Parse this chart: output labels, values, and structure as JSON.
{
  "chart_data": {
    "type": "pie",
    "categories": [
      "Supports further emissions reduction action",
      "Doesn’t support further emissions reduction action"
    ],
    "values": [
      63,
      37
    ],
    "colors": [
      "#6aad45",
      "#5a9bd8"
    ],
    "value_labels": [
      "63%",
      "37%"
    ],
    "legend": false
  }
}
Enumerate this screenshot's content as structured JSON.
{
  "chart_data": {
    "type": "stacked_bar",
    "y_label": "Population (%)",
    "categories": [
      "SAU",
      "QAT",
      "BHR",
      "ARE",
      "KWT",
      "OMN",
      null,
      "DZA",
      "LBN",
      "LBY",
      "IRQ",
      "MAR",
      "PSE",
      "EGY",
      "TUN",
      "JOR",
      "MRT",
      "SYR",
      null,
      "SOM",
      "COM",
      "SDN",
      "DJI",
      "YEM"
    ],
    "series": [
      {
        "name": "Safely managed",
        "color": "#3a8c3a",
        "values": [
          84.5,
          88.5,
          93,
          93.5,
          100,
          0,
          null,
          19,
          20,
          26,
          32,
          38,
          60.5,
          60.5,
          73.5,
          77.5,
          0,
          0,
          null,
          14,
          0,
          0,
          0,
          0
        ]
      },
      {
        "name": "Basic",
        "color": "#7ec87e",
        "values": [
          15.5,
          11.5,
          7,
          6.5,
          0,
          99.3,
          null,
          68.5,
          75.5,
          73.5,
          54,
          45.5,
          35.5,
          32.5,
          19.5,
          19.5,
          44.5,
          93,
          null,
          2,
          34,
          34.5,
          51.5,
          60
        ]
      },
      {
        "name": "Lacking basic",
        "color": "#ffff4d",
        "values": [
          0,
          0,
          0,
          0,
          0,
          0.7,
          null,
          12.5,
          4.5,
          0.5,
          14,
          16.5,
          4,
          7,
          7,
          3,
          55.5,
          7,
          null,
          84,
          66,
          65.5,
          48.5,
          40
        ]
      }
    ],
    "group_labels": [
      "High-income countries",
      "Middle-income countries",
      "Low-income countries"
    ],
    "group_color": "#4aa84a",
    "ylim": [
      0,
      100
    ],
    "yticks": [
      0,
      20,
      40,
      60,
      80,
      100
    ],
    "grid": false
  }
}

● ● ● ● ● ● ●

- **REQUIREMENT**: The records above are to be copied in full, exactly as written.

- **WORKED SOLUTION**:
Parse this chart: output labels, values, and structure as JSON.
{
  "chart_data": {
    "type": "pie",
    "categories": [
      "Supports further emissions reduction action",
      "Doesn’t support further emissions reduction action"
    ],
    "values": [
      63,
      37
    ],
    "colors": [
      "#6aad45",
      "#5a9bd8"
    ],
    "value_labels": [
      "63%",
      "37%"
    ],
    "legend": false
  }
}
Enumerate this screenshot's content as structured JSON.
{
  "chart_data": {
    "type": "stacked_bar",
    "y_label": "Population (%)",
    "categories": [
      "SAU",
      "QAT",
      "BHR",
      "ARE",
      "KWT",
      "OMN",
      null,
      "DZA",
      "LBN",
      "LBY",
      "IRQ",
      "MAR",
      "PSE",
      "EGY",
      "TUN",
      "JOR",
      "MRT",
      "SYR",
      null,
      "SOM",
      "COM",
      "SDN",
      "DJI",
      "YEM"
    ],
    "series": [
      {
        "name": "Safely managed",
        "color": "#3a8c3a",
        "values": [
          84.5,
          88.5,
          93,
          93.5,
          100,
          0,
          null,
          19,
          20,
          26,
          32,
          38,
          60.5,
          60.5,
          73.5,
          77.5,
          0,
          0,
          null,
          14,
          0,
          0,
          0,
          0
        ]
      },
      {
        "name": "Basic",
        "color": "#7ec87e",
        "values": [
          15.5,
          11.5,
          7,
          6.5,
          0,
          99.3,
          null,
          68.5,
          75.5,
          73.5,
          54,
          45.5,
          35.5,
          32.5,
          19.5,
          19.5,
          44.5,
          93,
          null,
          2,
          34,
          34.5,
          51.5,
          60
        ]
      },
      {
        "name": "Lacking basic",
        "color": "#ffff4d",
        "values": [
          0,
          0,
          0,
          0,
          0,
          0.7,
          null,
          12.5,
          4.5,
          0.5,
          14,
          16.5,
          4,
          7,
          7,
          3,
          55.5,
          7,
          null,
          84,
          66,
          65.5,
          48.5,
          40
        ]
      }
    ],
    "group_labels": [
      "High-income countries",
      "Middle-income countries",
      "Low-income countries"
    ],
    "group_color": "#4aa84a",
    "ylim": [
      0,
      100
    ],
    "yticks": [
      0,
      20,
      40,
      60,
      80,
      100
    ],
    "grid": false
  }
}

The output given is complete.